# DATA FOR THE TASK
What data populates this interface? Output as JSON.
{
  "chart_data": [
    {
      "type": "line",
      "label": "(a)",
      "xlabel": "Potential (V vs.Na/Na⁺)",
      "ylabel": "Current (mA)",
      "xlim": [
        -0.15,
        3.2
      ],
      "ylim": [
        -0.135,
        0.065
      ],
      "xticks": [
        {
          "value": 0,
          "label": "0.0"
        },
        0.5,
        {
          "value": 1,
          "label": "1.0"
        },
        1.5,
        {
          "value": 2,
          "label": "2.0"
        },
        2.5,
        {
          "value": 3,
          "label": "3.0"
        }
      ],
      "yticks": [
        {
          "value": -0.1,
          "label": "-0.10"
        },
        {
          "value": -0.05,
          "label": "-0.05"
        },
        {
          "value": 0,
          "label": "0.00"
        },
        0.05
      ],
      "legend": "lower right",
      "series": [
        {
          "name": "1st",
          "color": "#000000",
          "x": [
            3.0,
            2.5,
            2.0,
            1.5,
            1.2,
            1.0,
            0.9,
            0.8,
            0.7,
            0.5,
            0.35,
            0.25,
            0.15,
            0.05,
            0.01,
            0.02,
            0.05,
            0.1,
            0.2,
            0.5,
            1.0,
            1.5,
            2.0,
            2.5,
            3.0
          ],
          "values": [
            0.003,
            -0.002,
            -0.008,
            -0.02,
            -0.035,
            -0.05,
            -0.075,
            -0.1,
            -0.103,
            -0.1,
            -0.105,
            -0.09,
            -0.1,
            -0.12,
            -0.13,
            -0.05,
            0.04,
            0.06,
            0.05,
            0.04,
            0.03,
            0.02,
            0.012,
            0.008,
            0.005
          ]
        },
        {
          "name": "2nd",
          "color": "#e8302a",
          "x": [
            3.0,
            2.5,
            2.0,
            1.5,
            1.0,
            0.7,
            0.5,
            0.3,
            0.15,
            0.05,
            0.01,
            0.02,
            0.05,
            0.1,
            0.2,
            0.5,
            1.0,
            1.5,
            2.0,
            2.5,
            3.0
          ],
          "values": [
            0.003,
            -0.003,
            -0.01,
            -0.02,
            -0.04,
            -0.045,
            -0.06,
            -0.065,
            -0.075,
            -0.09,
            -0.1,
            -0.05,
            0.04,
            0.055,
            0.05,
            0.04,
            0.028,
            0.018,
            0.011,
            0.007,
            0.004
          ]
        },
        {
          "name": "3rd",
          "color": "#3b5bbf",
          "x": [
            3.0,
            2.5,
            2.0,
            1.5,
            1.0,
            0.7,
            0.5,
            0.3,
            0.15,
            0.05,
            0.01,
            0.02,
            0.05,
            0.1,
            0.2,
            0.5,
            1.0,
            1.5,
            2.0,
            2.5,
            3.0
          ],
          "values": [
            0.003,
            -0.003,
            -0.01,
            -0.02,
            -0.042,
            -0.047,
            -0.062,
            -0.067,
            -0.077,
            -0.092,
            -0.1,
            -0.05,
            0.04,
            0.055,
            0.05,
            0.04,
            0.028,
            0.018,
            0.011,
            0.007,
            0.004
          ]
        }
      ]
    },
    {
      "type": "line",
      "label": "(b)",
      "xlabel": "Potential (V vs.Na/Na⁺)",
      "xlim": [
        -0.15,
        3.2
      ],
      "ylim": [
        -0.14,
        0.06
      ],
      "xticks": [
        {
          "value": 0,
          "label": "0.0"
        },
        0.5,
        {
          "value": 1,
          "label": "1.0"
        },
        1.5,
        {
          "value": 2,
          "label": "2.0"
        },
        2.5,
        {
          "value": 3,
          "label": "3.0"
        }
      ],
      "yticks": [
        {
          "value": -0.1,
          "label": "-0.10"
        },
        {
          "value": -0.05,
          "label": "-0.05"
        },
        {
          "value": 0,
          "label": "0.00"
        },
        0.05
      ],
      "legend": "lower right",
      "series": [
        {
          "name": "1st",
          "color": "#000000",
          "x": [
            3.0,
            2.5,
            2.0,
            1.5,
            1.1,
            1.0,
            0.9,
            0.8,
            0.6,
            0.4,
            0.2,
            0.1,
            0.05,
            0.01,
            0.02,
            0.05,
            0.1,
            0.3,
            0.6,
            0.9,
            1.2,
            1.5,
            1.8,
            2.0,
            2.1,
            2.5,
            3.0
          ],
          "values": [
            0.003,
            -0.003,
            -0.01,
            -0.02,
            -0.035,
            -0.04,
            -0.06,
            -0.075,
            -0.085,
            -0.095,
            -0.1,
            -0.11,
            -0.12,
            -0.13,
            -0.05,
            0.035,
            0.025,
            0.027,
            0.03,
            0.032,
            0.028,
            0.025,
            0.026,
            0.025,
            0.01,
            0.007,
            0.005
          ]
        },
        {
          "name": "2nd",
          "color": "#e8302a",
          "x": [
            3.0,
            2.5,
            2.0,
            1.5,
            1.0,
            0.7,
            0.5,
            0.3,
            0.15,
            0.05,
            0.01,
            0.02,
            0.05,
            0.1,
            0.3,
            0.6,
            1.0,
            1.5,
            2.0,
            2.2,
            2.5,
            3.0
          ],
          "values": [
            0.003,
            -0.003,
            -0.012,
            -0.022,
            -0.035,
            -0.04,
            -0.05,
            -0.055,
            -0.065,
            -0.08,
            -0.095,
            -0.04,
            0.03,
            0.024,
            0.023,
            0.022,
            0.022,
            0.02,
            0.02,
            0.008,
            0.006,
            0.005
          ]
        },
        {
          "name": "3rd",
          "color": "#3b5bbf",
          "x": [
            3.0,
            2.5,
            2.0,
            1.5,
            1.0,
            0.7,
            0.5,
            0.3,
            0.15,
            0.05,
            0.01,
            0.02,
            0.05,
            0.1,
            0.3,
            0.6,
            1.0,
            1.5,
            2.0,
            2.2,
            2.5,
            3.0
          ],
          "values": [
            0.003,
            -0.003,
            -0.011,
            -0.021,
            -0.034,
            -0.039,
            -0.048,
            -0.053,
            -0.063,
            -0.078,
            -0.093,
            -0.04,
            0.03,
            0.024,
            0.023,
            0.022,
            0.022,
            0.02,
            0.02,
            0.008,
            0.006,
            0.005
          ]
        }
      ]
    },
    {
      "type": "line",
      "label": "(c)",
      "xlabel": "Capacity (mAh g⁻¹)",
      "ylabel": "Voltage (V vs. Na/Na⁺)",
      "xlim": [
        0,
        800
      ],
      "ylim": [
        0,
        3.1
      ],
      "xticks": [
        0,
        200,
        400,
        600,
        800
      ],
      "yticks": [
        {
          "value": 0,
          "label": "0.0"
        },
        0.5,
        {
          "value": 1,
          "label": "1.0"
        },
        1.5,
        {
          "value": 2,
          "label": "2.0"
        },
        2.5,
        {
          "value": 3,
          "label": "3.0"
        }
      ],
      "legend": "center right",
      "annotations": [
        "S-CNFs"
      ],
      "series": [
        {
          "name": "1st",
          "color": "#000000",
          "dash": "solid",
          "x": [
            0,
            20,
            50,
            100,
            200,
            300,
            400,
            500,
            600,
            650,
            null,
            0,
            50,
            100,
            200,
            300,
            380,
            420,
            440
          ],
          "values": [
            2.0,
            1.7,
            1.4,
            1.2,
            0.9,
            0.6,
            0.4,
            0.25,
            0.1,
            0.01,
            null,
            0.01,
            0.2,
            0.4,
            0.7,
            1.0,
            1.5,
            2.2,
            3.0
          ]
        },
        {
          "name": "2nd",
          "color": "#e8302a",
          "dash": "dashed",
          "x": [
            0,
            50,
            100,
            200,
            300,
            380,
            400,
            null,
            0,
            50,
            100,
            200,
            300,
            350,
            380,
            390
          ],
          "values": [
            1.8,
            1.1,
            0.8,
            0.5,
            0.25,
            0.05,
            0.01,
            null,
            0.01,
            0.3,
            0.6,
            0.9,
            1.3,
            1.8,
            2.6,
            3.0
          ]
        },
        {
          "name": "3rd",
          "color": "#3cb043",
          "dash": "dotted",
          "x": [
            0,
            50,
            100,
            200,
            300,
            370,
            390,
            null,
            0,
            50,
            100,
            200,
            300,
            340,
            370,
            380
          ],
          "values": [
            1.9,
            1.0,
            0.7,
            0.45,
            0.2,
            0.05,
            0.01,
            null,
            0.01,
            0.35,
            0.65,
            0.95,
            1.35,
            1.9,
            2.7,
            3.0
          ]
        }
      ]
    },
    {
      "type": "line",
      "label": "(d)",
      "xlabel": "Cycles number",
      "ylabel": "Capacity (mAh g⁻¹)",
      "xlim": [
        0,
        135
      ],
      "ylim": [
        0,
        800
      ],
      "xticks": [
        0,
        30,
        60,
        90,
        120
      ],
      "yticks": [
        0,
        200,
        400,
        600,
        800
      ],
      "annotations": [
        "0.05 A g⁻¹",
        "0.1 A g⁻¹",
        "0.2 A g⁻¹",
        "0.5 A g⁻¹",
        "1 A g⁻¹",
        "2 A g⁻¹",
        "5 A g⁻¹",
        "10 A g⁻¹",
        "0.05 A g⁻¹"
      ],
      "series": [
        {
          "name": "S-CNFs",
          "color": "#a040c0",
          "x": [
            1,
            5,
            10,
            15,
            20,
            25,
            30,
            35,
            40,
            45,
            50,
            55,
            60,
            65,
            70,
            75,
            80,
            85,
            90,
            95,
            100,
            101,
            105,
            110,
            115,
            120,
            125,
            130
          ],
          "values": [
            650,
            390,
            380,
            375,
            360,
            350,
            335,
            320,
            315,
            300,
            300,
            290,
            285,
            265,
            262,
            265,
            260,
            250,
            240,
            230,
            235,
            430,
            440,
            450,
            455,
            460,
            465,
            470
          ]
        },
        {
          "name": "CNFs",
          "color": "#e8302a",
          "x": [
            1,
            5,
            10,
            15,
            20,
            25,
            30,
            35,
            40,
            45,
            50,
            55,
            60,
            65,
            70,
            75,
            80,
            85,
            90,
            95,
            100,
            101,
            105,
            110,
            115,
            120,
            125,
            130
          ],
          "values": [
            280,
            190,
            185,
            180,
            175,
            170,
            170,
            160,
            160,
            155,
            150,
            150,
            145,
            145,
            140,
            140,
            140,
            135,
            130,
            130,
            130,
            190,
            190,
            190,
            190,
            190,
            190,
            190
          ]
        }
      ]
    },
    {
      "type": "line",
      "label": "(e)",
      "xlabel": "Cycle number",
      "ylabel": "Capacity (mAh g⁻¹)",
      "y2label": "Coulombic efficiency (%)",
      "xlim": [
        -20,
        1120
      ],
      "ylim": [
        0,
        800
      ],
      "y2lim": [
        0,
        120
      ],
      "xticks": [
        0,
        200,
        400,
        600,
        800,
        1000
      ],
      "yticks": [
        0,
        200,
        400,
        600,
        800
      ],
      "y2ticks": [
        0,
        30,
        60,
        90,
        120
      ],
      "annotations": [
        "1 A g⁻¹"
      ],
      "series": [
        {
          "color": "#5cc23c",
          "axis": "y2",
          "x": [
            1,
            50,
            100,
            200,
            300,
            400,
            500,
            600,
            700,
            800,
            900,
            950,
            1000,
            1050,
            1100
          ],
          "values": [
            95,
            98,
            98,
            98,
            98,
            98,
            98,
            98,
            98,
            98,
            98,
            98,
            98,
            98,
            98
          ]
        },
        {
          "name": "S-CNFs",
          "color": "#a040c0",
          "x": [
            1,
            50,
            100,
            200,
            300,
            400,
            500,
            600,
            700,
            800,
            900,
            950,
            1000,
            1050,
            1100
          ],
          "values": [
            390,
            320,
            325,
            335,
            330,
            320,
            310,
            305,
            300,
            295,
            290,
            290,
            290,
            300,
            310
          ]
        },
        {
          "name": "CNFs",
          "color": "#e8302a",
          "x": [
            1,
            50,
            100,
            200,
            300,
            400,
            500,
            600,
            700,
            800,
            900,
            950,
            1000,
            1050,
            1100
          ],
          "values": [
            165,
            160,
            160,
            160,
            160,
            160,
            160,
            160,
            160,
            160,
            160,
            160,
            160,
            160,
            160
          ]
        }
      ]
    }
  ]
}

# EXERCISE REQUIREMENTS
Report all lines of the data that include the word "ylabel".

# EXERCISE RESPONSE
      "ylabel": "Current (mA)",
      "ylabel": "Voltage (V vs. Na/Na⁺)",
      "ylabel": "Capacity (mAh g⁻¹)",
      "ylabel": "Capacity (mAh g⁻¹)",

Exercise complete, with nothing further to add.